=== Information provided ===

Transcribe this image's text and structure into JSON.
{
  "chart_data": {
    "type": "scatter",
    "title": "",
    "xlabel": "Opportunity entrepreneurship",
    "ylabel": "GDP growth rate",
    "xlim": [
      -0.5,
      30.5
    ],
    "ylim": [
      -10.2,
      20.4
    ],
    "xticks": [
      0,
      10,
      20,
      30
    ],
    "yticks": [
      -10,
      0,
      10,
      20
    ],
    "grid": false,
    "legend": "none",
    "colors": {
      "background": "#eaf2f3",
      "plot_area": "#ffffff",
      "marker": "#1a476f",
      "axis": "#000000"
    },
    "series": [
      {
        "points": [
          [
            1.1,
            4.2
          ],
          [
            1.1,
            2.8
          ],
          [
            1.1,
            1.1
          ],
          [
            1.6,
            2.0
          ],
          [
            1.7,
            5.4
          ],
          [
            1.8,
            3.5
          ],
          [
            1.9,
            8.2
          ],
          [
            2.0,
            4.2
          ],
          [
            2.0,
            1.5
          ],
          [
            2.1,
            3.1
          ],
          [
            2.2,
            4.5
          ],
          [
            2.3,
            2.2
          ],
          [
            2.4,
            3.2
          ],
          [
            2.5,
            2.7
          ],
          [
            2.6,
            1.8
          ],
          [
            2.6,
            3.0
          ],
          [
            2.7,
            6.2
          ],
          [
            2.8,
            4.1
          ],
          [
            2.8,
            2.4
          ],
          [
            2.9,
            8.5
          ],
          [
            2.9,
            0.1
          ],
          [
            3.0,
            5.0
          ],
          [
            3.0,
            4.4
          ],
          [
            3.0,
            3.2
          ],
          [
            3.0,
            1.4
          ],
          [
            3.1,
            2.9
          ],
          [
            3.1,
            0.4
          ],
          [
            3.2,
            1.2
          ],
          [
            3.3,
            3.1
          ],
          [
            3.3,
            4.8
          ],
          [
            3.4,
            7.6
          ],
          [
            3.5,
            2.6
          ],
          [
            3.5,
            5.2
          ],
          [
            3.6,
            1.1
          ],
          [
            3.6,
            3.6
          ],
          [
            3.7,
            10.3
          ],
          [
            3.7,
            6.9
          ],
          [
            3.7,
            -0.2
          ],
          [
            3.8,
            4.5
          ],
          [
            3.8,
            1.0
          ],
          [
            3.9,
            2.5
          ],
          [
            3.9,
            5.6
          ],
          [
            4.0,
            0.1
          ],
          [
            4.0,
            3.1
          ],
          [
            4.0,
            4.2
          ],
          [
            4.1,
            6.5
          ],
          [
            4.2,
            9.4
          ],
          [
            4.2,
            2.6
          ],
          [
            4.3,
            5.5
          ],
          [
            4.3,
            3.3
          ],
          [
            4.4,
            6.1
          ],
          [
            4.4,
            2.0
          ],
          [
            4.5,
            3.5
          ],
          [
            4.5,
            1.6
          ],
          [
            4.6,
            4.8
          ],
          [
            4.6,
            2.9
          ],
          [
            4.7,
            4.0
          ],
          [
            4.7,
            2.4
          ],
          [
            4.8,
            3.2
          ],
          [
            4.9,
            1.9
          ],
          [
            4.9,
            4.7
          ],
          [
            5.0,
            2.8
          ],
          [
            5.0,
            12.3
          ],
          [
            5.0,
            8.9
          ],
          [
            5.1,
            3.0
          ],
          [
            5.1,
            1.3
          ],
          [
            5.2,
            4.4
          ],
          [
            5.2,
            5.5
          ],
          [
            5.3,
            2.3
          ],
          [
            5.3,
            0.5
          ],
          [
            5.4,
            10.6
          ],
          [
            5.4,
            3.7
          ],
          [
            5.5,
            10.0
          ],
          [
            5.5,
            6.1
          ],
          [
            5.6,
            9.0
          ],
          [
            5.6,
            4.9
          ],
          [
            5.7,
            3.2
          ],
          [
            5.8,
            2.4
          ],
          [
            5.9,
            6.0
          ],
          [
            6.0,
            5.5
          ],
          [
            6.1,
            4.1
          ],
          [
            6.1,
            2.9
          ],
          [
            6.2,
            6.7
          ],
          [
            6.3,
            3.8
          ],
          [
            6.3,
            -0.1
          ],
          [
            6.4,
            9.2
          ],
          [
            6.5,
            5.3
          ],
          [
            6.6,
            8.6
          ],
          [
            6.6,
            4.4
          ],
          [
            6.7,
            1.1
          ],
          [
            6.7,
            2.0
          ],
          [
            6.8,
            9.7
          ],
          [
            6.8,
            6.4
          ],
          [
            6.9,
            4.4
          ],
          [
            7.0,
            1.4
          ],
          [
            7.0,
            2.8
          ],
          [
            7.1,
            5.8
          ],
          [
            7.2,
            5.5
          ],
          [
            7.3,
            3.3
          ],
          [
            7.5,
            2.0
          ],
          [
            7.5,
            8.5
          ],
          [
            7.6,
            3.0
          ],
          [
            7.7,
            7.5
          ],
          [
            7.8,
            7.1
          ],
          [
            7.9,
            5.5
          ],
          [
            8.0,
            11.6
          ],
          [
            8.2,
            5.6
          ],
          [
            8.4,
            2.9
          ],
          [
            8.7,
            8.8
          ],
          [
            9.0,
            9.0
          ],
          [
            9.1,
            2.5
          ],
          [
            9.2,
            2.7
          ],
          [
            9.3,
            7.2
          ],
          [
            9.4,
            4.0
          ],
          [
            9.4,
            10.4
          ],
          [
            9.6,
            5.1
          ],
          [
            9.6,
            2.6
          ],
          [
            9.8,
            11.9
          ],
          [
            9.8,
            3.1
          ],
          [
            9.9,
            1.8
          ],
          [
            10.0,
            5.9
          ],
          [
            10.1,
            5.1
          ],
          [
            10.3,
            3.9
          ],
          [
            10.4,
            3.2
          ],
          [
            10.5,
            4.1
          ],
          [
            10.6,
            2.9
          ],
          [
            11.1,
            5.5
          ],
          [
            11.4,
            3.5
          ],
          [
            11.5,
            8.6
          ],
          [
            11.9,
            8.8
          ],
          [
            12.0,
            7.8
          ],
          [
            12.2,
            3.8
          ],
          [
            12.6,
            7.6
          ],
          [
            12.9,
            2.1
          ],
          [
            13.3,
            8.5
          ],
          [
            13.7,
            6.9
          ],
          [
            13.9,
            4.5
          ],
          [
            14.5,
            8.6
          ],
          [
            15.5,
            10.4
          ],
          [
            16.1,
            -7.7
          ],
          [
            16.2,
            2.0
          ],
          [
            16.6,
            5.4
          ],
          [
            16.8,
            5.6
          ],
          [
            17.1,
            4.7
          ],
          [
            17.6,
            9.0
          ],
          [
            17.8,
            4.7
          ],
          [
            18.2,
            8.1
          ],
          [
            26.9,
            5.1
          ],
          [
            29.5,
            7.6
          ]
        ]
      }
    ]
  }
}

===

→ **Task prompt**
Write the material out again in its entirety, exactly as shown.

→ **Solution to the exercise**
Transcribe this image's text and structure into JSON.
{
  "chart_data": {
    "type": "scatter",
    "title": "",
    "xlabel": "Opportunity entrepreneurship",
    "ylabel": "GDP growth rate",
    "xlim": [
      -0.5,
      30.5
    ],
    "ylim": [
      -10.2,
      20.4
    ],
    "xticks": [
      0,
      10,
      20,
      30
    ],
    "yticks": [
      -10,
      0,
      10,
      20
    ],
    "grid": false,
    "legend": "none",
    "colors": {
      "background": "#eaf2f3",
      "plot_area": "#ffffff",
      "marker": "#1a476f",
      "axis": "#000000"
    },
    "series": [
      {
        "points": [
          [
            1.1,
            4.2
          ],
          [
            1.1,
            2.8
          ],
          [
            1.1,
            1.1
          ],
          [
            1.6,
            2.0
          ],
          [
            1.7,
            5.4
          ],
          [
            1.8,
            3.5
          ],
          [
            1.9,
            8.2
          ],
          [
            2.0,
            4.2
          ],
          [
            2.0,
            1.5
          ],
          [
            2.1,
            3.1
          ],
          [
            2.2,
            4.5
          ],
          [
            2.3,
            2.2
          ],
          [
            2.4,
            3.2
          ],
          [
            2.5,
            2.7
          ],
          [
            2.6,
            1.8
          ],
          [
            2.6,
            3.0
          ],
          [
            2.7,
            6.2
          ],
          [
            2.8,
            4.1
          ],
          [
            2.8,
            2.4
          ],
          [
            2.9,
            8.5
          ],
          [
            2.9,
            0.1
          ],
          [
            3.0,
            5.0
          ],
          [
            3.0,
            4.4
          ],
          [
            3.0,
            3.2
          ],
          [
            3.0,
            1.4
          ],
          [
            3.1,
            2.9
          ],
          [
            3.1,
            0.4
          ],
          [
            3.2,
            1.2
          ],
          [
            3.3,
            3.1
          ],
          [
            3.3,
            4.8
          ],
          [
            3.4,
            7.6
          ],
          [
            3.5,
            2.6
          ],
          [
            3.5,
            5.2
          ],
          [
            3.6,
            1.1
          ],
          [
            3.6,
            3.6
          ],
          [
            3.7,
            10.3
          ],
          [
            3.7,
            6.9
          ],
          [
            3.7,
            -0.2
          ],
          [
            3.8,
            4.5
          ],
          [
            3.8,
            1.0
          ],
          [
            3.9,
            2.5
          ],
          [
            3.9,
            5.6
          ],
          [
            4.0,
            0.1
          ],
          [
            4.0,
            3.1
          ],
          [
            4.0,
            4.2
          ],
          [
            4.1,
            6.5
          ],
          [
            4.2,
            9.4
          ],
          [
            4.2,
            2.6
          ],
          [
            4.3,
            5.5
          ],
          [
            4.3,
            3.3
          ],
          [
            4.4,
            6.1
          ],
          [
            4.4,
            2.0
          ],
          [
            4.5,
            3.5
          ],
          [
            4.5,
            1.6
          ],
          [
            4.6,
            4.8
          ],
          [
            4.6,
            2.9
          ],
          [
            4.7,
            4.0
          ],
          [
            4.7,
            2.4
          ],
          [
            4.8,
            3.2
          ],
          [
            4.9,
            1.9
          ],
          [
            4.9,
            4.7
          ],
          [
            5.0,
            2.8
          ],
          [
            5.0,
            12.3
          ],
          [
            5.0,
            8.9
          ],
          [
            5.1,
            3.0
          ],
          [
            5.1,
            1.3
          ],
          [
            5.2,
            4.4
          ],
          [
            5.2,
            5.5
          ],
          [
            5.3,
            2.3
          ],
          [
            5.3,
            0.5
          ],
          [
            5.4,
            10.6
          ],
          [
            5.4,
            3.7
          ],
          [
            5.5,
            10.0
          ],
          [
            5.5,
            6.1
          ],
          [
            5.6,
            9.0
          ],
          [
            5.6,
            4.9
          ],
          [
            5.7,
            3.2
          ],
          [
            5.8,
            2.4
          ],
          [
            5.9,
            6.0
          ],
          [
            6.0,
            5.5
          ],
          [
            6.1,
            4.1
          ],
          [
            6.1,
            2.9
          ],
          [
            6.2,
            6.7
          ],
          [
            6.3,
            3.8
          ],
          [
            6.3,
            -0.1
          ],
          [
            6.4,
            9.2
          ],
          [
            6.5,
            5.3
          ],
          [
            6.6,
            8.6
          ],
          [
            6.6,
            4.4
          ],
          [
            6.7,
            1.1
          ],
          [
            6.7,
            2.0
          ],
          [
            6.8,
            9.7
          ],
          [
            6.8,
            6.4
          ],
          [
            6.9,
            4.4
          ],
          [
            7.0,
            1.4
          ],
          [
            7.0,
            2.8
          ],
          [
            7.1,
            5.8
          ],
          [
            7.2,
            5.5
          ],
          [
            7.3,
            3.3
          ],
          [
            7.5,
            2.0
          ],
          [
            7.5,
            8.5
          ],
          [
            7.6,
            3.0
          ],
          [
            7.7,
            7.5
          ],
          [
            7.8,
            7.1
          ],
          [
            7.9,
            5.5
          ],
          [
            8.0,
            11.6
          ],
          [
            8.2,
            5.6
          ],
          [
            8.4,
            2.9
          ],
          [
            8.7,
            8.8
          ],
          [
            9.0,
            9.0
          ],
          [
            9.1,
            2.5
          ],
          [
            9.2,
            2.7
          ],
          [
            9.3,
            7.2
          ],
          [
            9.4,
            4.0
          ],
          [
            9.4,
            10.4
          ],
          [
            9.6,
            5.1
          ],
          [
            9.6,
            2.6
          ],
          [
            9.8,
            11.9
          ],
          [
            9.8,
            3.1
          ],
          [
            9.9,
            1.8
          ],
          [
            10.0,
            5.9
          ],
          [
            10.1,
            5.1
          ],
          [
            10.3,
            3.9
          ],
          [
            10.4,
            3.2
          ],
          [
            10.5,
            4.1
          ],
          [
            10.6,
            2.9
          ],
          [
            11.1,
            5.5
          ],
          [
            11.4,
            3.5
          ],
          [
            11.5,
            8.6
          ],
          [
            11.9,
            8.8
          ],
          [
            12.0,
            7.8
          ],
          [
            12.2,
            3.8
          ],
          [
            12.6,
            7.6
          ],
          [
            12.9,
            2.1
          ],
          [
            13.3,
            8.5
          ],
          [
            13.7,
            6.9
          ],
          [
            13.9,
            4.5
          ],
          [
            14.5,
            8.6
          ],
          [
            15.5,
            10.4
          ],
          [
            16.1,
            -7.7
          ],
          [
            16.2,
            2.0
          ],
          [
            16.6,
            5.4
          ],
          [
            16.8,
            5.6
          ],
          [
            17.1,
            4.7
          ],
          [
            17.6,
            9.0
          ],
          [
            17.8,
            4.7
          ],
          [
            18.2,
            8.1
          ],
          [
            26.9,
            5.1
          ],
          [
            29.5,
            7.6
          ]
        ]
      }
    ]
  }
}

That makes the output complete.